TASK BRIEF: Scan the data below for the string "その他の住宅". Copy every line where it appears.

TASK INPUT:
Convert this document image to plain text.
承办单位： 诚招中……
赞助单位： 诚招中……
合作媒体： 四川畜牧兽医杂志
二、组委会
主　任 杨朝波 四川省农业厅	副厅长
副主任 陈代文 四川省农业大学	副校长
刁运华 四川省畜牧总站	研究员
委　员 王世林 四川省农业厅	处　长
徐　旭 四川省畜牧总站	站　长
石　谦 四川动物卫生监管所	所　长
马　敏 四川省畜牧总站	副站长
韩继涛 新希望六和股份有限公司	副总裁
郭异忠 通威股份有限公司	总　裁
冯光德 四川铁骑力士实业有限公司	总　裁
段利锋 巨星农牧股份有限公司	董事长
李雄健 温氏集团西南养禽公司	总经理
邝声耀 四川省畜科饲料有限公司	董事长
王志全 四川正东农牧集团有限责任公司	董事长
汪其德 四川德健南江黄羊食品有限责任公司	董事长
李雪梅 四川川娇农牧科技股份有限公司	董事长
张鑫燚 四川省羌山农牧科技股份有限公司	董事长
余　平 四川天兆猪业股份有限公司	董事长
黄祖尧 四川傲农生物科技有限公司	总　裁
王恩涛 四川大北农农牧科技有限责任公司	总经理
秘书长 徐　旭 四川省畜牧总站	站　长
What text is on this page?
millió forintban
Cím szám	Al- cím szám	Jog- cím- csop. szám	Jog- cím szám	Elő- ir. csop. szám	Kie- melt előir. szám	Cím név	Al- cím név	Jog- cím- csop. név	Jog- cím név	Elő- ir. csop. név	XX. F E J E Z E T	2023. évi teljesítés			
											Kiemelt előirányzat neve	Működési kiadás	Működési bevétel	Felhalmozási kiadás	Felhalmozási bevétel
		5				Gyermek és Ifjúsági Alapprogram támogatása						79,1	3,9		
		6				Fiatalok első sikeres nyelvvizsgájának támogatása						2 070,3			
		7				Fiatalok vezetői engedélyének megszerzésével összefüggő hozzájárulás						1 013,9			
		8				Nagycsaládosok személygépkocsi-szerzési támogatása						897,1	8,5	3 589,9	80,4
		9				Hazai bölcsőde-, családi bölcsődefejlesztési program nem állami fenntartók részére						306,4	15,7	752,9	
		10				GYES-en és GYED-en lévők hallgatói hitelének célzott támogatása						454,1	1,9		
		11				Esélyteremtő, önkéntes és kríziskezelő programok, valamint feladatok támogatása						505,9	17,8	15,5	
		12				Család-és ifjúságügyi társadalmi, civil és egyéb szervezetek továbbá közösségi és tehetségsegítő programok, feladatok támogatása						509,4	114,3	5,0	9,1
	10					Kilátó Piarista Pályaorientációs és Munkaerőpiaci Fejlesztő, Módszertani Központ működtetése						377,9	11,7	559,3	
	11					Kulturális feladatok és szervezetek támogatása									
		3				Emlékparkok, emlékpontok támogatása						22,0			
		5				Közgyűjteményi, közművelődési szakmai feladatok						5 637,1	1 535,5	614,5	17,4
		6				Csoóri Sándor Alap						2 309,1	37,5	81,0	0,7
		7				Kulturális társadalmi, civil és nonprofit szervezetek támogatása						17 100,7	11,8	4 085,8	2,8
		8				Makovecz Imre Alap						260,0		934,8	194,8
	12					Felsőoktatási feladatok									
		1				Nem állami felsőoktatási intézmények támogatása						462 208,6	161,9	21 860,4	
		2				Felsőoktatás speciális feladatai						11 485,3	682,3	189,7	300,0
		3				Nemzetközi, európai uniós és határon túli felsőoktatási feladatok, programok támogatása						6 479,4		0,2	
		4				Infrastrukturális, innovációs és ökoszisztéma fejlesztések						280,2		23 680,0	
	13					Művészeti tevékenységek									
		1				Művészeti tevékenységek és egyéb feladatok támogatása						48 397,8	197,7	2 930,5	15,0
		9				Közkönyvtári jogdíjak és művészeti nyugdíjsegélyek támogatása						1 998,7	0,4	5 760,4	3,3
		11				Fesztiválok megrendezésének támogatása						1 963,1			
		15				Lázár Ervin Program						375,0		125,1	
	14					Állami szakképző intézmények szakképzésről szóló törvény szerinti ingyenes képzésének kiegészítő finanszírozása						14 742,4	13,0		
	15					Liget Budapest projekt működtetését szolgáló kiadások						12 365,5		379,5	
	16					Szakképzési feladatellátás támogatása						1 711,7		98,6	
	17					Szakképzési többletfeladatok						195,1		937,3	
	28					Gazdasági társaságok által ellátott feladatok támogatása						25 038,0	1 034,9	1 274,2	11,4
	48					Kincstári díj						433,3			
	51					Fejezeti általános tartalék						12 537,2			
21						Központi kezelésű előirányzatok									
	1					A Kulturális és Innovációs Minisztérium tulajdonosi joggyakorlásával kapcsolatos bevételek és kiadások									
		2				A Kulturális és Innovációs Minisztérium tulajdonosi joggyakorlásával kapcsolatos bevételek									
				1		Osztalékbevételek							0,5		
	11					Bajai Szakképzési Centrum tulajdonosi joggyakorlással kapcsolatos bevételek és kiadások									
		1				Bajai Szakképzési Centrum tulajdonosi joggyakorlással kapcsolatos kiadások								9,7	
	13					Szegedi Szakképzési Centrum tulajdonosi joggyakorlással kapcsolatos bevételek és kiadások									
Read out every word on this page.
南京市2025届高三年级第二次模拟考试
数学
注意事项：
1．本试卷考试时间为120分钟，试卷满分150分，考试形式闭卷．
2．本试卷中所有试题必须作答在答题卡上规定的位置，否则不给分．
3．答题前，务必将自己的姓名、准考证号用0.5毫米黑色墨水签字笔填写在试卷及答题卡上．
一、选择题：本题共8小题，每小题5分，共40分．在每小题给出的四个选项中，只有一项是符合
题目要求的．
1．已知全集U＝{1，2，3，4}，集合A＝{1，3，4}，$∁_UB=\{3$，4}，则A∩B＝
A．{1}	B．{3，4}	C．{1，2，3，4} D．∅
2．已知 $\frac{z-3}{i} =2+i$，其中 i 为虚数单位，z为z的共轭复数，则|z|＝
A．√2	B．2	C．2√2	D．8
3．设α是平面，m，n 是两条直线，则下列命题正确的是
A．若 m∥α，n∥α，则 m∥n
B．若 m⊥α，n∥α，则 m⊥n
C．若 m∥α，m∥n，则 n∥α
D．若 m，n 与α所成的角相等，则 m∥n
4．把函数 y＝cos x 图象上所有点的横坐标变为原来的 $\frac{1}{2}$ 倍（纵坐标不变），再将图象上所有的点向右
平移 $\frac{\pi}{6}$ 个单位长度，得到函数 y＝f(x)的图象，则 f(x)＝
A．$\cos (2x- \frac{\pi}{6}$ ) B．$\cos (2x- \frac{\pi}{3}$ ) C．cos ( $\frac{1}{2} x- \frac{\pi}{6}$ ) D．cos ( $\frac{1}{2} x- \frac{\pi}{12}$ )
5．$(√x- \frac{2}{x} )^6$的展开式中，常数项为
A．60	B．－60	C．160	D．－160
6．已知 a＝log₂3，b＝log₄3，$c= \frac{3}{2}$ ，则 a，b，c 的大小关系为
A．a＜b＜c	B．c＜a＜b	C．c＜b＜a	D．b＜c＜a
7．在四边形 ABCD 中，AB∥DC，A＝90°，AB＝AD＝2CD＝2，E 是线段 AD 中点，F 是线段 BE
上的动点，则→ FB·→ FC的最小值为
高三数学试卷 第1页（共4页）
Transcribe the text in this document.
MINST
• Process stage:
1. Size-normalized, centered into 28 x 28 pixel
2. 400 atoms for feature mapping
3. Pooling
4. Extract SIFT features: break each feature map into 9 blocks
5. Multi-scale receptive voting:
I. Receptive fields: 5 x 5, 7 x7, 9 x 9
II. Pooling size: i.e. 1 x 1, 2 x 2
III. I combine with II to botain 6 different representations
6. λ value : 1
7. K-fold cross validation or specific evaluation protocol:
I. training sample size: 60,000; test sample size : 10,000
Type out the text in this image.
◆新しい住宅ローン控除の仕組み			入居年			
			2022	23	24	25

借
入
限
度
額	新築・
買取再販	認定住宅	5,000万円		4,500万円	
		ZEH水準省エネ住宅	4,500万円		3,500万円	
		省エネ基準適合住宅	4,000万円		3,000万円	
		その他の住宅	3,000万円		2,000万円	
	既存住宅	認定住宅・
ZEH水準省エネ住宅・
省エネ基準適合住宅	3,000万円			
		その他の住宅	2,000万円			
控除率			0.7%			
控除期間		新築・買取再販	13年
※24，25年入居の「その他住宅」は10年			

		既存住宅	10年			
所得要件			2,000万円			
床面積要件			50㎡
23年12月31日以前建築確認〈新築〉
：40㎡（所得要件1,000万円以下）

WORKED SOLUTION:
		その他の住宅	3,000万円		2,000万円	
		その他の住宅	2,000万円			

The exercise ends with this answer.